Requirements:
Answer with nothing but the number of lines that include the word "lower".

Supplied information:
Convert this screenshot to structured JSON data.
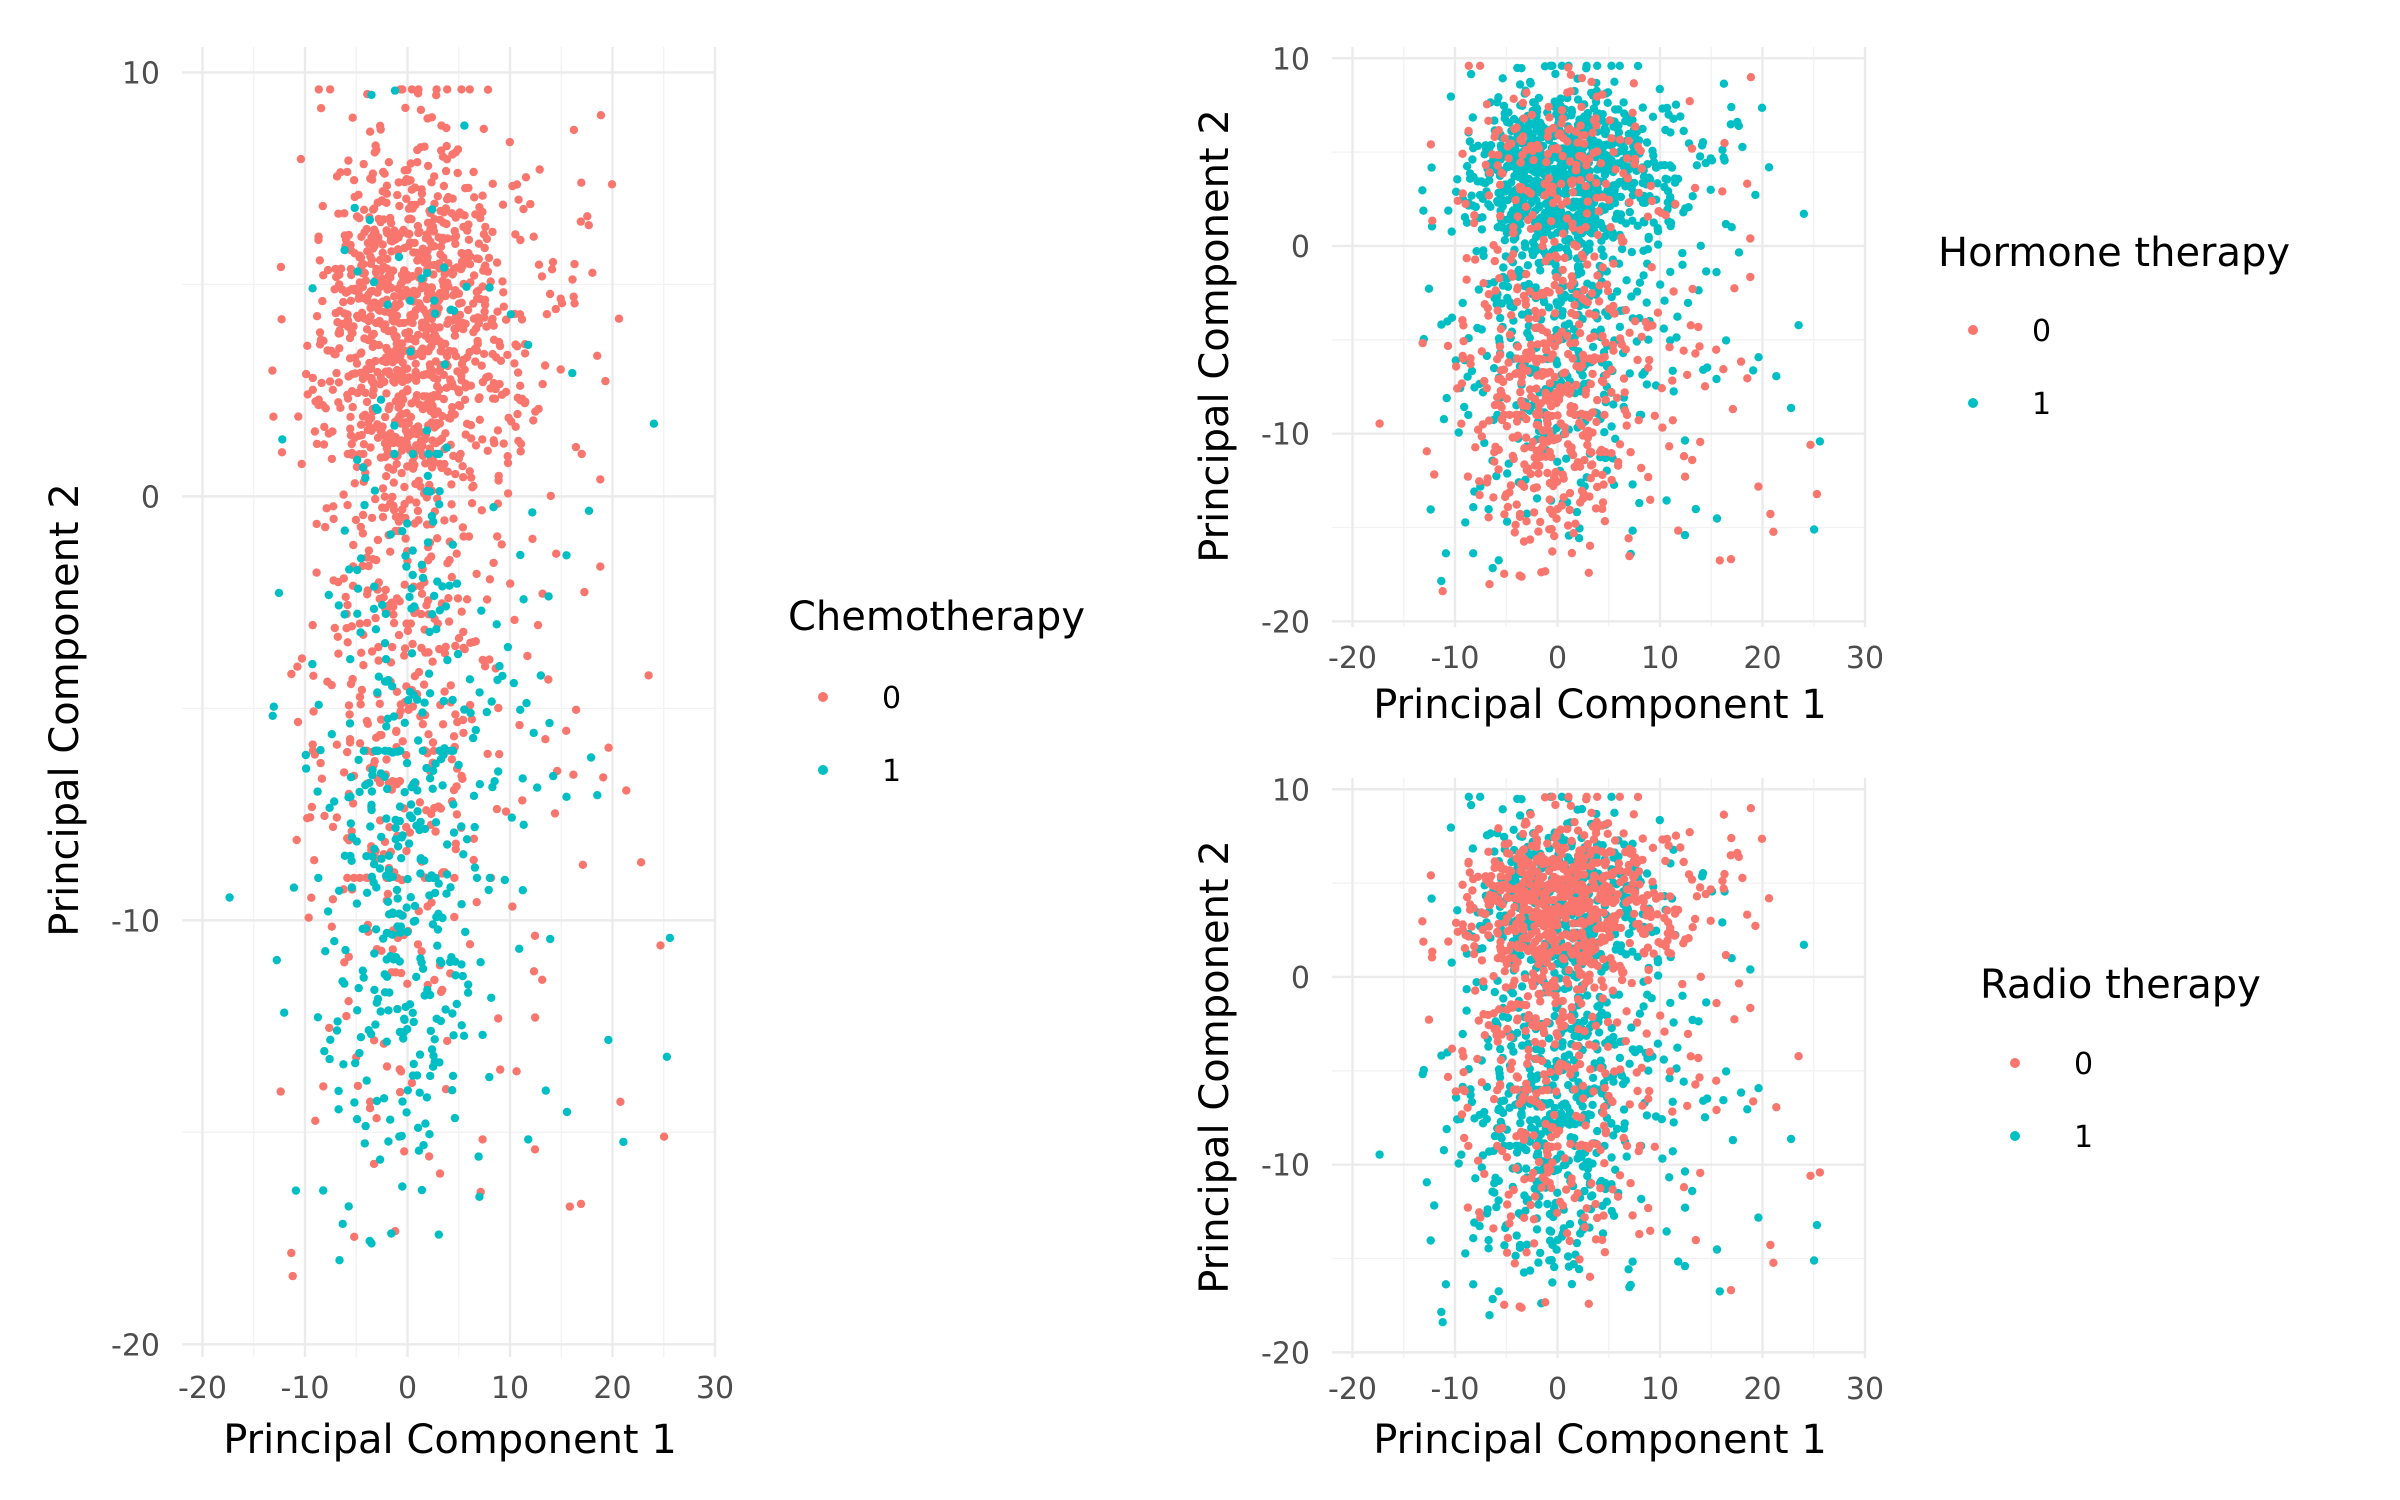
{
  "chart_data": [
    {
      "type": "scatter",
      "xlabel": "Principal Component 1",
      "ylabel": "Principal Component 2",
      "xlim": [
        -22,
        30
      ],
      "ylim": [
        -20.3,
        10.6
      ],
      "xticks": [
        -20,
        -10,
        0,
        10,
        20,
        30
      ],
      "yticks": [
        -20,
        -10,
        0,
        10
      ],
      "grid": true,
      "legend": {
        "title": "Chemotherapy",
        "position": "right",
        "entries": [
          "0",
          "1"
        ]
      },
      "colors": {
        "0": "#F8766D",
        "1": "#00BFC4"
      },
      "point_count": {
        "0": 1450,
        "1": 430
      },
      "series": [
        {
          "name": "0",
          "description": "dense core centered near (0, 4), broad spread to x=27 and down to y=-19"
        },
        {
          "name": "1",
          "description": "concentrated in lower region, x in [-10, 10], y in [-18, 0]"
        }
      ]
    },
    {
      "type": "scatter",
      "xlabel": "Principal Component 1",
      "ylabel": "Principal Component 2",
      "xlim": [
        -22,
        30
      ],
      "ylim": [
        -20.3,
        10.6
      ],
      "xticks": [
        -20,
        -10,
        0,
        10,
        20,
        30
      ],
      "yticks": [
        -20,
        -10,
        0,
        10
      ],
      "grid": true,
      "legend": {
        "title": "Hormone therapy",
        "position": "right",
        "entries": [
          "0",
          "1"
        ]
      },
      "colors": {
        "0": "#F8766D",
        "1": "#00BFC4"
      },
      "point_count": {
        "0": 600,
        "1": 1280
      },
      "series": [
        {
          "name": "0",
          "description": "mostly lower region, y below 0 down to -19"
        },
        {
          "name": "1",
          "description": "dense upper cluster near (0, 3), y mostly above -5"
        }
      ]
    },
    {
      "type": "scatter",
      "xlabel": "Principal Component 1",
      "ylabel": "Principal Component 2",
      "xlim": [
        -22,
        30
      ],
      "ylim": [
        -20.3,
        10.6
      ],
      "xticks": [
        -20,
        -10,
        0,
        10,
        20,
        30
      ],
      "yticks": [
        -20,
        -10,
        0,
        10
      ],
      "grid": true,
      "legend": {
        "title": "Radio therapy",
        "position": "right",
        "entries": [
          "0",
          "1"
        ]
      },
      "colors": {
        "0": "#F8766D",
        "1": "#00BFC4"
      },
      "point_count": {
        "0": 850,
        "1": 1030
      },
      "series": [
        {
          "name": "0",
          "description": "upper cluster near (0, 4)"
        },
        {
          "name": "1",
          "description": "spread throughout, dominant in lower region"
        }
      ]
    }
  ]
}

Exercise solution:
3